*STATED PROBLEM*.
Repeat every line of the material, character for character.

-- Begin RECORDS FOR THIS EXERCISE --

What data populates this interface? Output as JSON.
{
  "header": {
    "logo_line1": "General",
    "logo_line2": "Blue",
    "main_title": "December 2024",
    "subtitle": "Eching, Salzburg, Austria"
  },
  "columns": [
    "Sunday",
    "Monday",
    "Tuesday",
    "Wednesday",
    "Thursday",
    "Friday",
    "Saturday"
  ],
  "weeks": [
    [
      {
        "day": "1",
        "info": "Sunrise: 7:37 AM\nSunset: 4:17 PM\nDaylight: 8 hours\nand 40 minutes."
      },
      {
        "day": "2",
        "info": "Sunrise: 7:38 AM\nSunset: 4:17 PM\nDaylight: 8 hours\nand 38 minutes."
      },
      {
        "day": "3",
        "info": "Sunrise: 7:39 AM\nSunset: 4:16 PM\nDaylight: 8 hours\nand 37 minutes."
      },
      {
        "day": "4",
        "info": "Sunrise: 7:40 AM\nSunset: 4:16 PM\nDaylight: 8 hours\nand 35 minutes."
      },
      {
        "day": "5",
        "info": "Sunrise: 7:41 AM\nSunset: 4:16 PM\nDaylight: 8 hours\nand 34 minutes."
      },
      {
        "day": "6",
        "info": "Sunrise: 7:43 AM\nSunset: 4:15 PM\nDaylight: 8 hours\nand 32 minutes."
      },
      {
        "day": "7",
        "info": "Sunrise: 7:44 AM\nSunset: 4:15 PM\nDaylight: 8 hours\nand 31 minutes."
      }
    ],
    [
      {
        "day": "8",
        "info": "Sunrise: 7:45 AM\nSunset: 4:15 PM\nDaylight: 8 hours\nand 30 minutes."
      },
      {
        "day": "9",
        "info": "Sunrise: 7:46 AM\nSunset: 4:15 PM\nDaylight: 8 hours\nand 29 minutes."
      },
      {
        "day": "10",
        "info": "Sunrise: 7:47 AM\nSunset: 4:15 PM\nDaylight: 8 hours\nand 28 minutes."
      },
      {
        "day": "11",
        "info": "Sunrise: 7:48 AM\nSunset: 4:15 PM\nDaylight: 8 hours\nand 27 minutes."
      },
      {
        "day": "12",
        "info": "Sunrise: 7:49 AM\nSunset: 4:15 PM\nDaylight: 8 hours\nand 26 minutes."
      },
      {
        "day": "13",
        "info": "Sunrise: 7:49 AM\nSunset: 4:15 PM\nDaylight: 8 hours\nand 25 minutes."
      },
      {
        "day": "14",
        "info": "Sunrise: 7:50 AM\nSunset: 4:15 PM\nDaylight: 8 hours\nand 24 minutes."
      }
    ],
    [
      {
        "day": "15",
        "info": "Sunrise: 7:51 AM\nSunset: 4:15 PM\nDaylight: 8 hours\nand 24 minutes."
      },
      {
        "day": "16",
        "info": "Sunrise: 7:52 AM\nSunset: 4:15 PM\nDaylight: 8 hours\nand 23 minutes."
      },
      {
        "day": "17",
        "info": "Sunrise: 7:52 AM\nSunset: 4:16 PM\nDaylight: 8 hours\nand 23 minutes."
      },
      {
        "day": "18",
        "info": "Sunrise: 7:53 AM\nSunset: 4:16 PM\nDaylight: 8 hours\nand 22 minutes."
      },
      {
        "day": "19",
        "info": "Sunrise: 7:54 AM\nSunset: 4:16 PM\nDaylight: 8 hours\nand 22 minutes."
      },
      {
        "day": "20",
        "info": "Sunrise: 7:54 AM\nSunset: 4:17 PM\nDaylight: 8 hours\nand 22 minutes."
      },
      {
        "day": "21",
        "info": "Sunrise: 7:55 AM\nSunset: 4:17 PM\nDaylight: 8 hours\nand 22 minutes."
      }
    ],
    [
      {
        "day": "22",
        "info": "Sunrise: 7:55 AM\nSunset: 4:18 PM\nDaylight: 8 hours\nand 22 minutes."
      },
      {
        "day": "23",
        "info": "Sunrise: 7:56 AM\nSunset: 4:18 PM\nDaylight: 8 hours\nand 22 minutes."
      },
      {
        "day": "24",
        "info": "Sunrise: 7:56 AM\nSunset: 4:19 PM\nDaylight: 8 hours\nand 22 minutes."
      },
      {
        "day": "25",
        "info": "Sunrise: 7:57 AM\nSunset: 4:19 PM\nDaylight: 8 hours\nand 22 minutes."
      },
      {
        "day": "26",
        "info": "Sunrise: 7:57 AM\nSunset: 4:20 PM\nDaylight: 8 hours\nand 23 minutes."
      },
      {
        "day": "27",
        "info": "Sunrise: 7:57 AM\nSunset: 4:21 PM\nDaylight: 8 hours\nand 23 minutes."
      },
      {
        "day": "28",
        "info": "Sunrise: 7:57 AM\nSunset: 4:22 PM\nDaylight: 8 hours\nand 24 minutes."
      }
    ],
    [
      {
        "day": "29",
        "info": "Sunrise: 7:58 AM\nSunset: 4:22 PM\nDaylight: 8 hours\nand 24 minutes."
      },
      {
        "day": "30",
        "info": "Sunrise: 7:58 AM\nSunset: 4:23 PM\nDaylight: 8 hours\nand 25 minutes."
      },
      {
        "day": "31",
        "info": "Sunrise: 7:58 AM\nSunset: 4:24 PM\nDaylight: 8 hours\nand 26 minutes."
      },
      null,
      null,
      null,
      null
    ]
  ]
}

-- End RECORDS FOR THIS EXERCISE --

*OUTPUT OF THE EXERCISE*.
What data populates this interface? Output as JSON.
{
  "header": {
    "logo_line1": "General",
    "logo_line2": "Blue",
    "main_title": "December 2024",
    "subtitle": "Eching, Salzburg, Austria"
  },
  "columns": [
    "Sunday",
    "Monday",
    "Tuesday",
    "Wednesday",
    "Thursday",
    "Friday",
    "Saturday"
  ],
  "weeks": [
    [
      {
        "day": "1",
        "info": "Sunrise: 7:37 AM\nSunset: 4:17 PM\nDaylight: 8 hours\nand 40 minutes."
      },
      {
        "day": "2",
        "info": "Sunrise: 7:38 AM\nSunset: 4:17 PM\nDaylight: 8 hours\nand 38 minutes."
      },
      {
        "day": "3",
        "info": "Sunrise: 7:39 AM\nSunset: 4:16 PM\nDaylight: 8 hours\nand 37 minutes."
      },
      {
        "day": "4",
        "info": "Sunrise: 7:40 AM\nSunset: 4:16 PM\nDaylight: 8 hours\nand 35 minutes."
      },
      {
        "day": "5",
        "info": "Sunrise: 7:41 AM\nSunset: 4:16 PM\nDaylight: 8 hours\nand 34 minutes."
      },
      {
        "day": "6",
        "info": "Sunrise: 7:43 AM\nSunset: 4:15 PM\nDaylight: 8 hours\nand 32 minutes."
      },
      {
        "day": "7",
        "info": "Sunrise: 7:44 AM\nSunset: 4:15 PM\nDaylight: 8 hours\nand 31 minutes."
      }
    ],
    [
      {
        "day": "8",
        "info": "Sunrise: 7:45 AM\nSunset: 4:15 PM\nDaylight: 8 hours\nand 30 minutes."
      },
      {
        "day": "9",
        "info": "Sunrise: 7:46 AM\nSunset: 4:15 PM\nDaylight: 8 hours\nand 29 minutes."
      },
      {
        "day": "10",
        "info": "Sunrise: 7:47 AM\nSunset: 4:15 PM\nDaylight: 8 hours\nand 28 minutes."
      },
      {
        "day": "11",
        "info": "Sunrise: 7:48 AM\nSunset: 4:15 PM\nDaylight: 8 hours\nand 27 minutes."
      },
      {
        "day": "12",
        "info": "Sunrise: 7:49 AM\nSunset: 4:15 PM\nDaylight: 8 hours\nand 26 minutes."
      },
      {
        "day": "13",
        "info": "Sunrise: 7:49 AM\nSunset: 4:15 PM\nDaylight: 8 hours\nand 25 minutes."
      },
      {
        "day": "14",
        "info": "Sunrise: 7:50 AM\nSunset: 4:15 PM\nDaylight: 8 hours\nand 24 minutes."
      }
    ],
    [
      {
        "day": "15",
        "info": "Sunrise: 7:51 AM\nSunset: 4:15 PM\nDaylight: 8 hours\nand 24 minutes."
      },
      {
        "day": "16",
        "info": "Sunrise: 7:52 AM\nSunset: 4:15 PM\nDaylight: 8 hours\nand 23 minutes."
      },
      {
        "day": "17",
        "info": "Sunrise: 7:52 AM\nSunset: 4:16 PM\nDaylight: 8 hours\nand 23 minutes."
      },
      {
        "day": "18",
        "info": "Sunrise: 7:53 AM\nSunset: 4:16 PM\nDaylight: 8 hours\nand 22 minutes."
      },
      {
        "day": "19",
        "info": "Sunrise: 7:54 AM\nSunset: 4:16 PM\nDaylight: 8 hours\nand 22 minutes."
      },
      {
        "day": "20",
        "info": "Sunrise: 7:54 AM\nSunset: 4:17 PM\nDaylight: 8 hours\nand 22 minutes."
      },
      {
        "day": "21",
        "info": "Sunrise: 7:55 AM\nSunset: 4:17 PM\nDaylight: 8 hours\nand 22 minutes."
      }
    ],
    [
      {
        "day": "22",
        "info": "Sunrise: 7:55 AM\nSunset: 4:18 PM\nDaylight: 8 hours\nand 22 minutes."
      },
      {
        "day": "23",
        "info": "Sunrise: 7:56 AM\nSunset: 4:18 PM\nDaylight: 8 hours\nand 22 minutes."
      },
      {
        "day": "24",
        "info": "Sunrise: 7:56 AM\nSunset: 4:19 PM\nDaylight: 8 hours\nand 22 minutes."
      },
      {
        "day": "25",
        "info": "Sunrise: 7:57 AM\nSunset: 4:19 PM\nDaylight: 8 hours\nand 22 minutes."
      },
      {
        "day": "26",
        "info": "Sunrise: 7:57 AM\nSunset: 4:20 PM\nDaylight: 8 hours\nand 23 minutes."
      },
      {
        "day": "27",
        "info": "Sunrise: 7:57 AM\nSunset: 4:21 PM\nDaylight: 8 hours\nand 23 minutes."
      },
      {
        "day": "28",
        "info": "Sunrise: 7:57 AM\nSunset: 4:22 PM\nDaylight: 8 hours\nand 24 minutes."
      }
    ],
    [
      {
        "day": "29",
        "info": "Sunrise: 7:58 AM\nSunset: 4:22 PM\nDaylight: 8 hours\nand 24 minutes."
      },
      {
        "day": "30",
        "info": "Sunrise: 7:58 AM\nSunset: 4:23 PM\nDaylight: 8 hours\nand 25 minutes."
      },
      {
        "day": "31",
        "info": "Sunrise: 7:58 AM\nSunset: 4:24 PM\nDaylight: 8 hours\nand 26 minutes."
      },
      null,
      null,
      null,
      null
    ]
  ]
}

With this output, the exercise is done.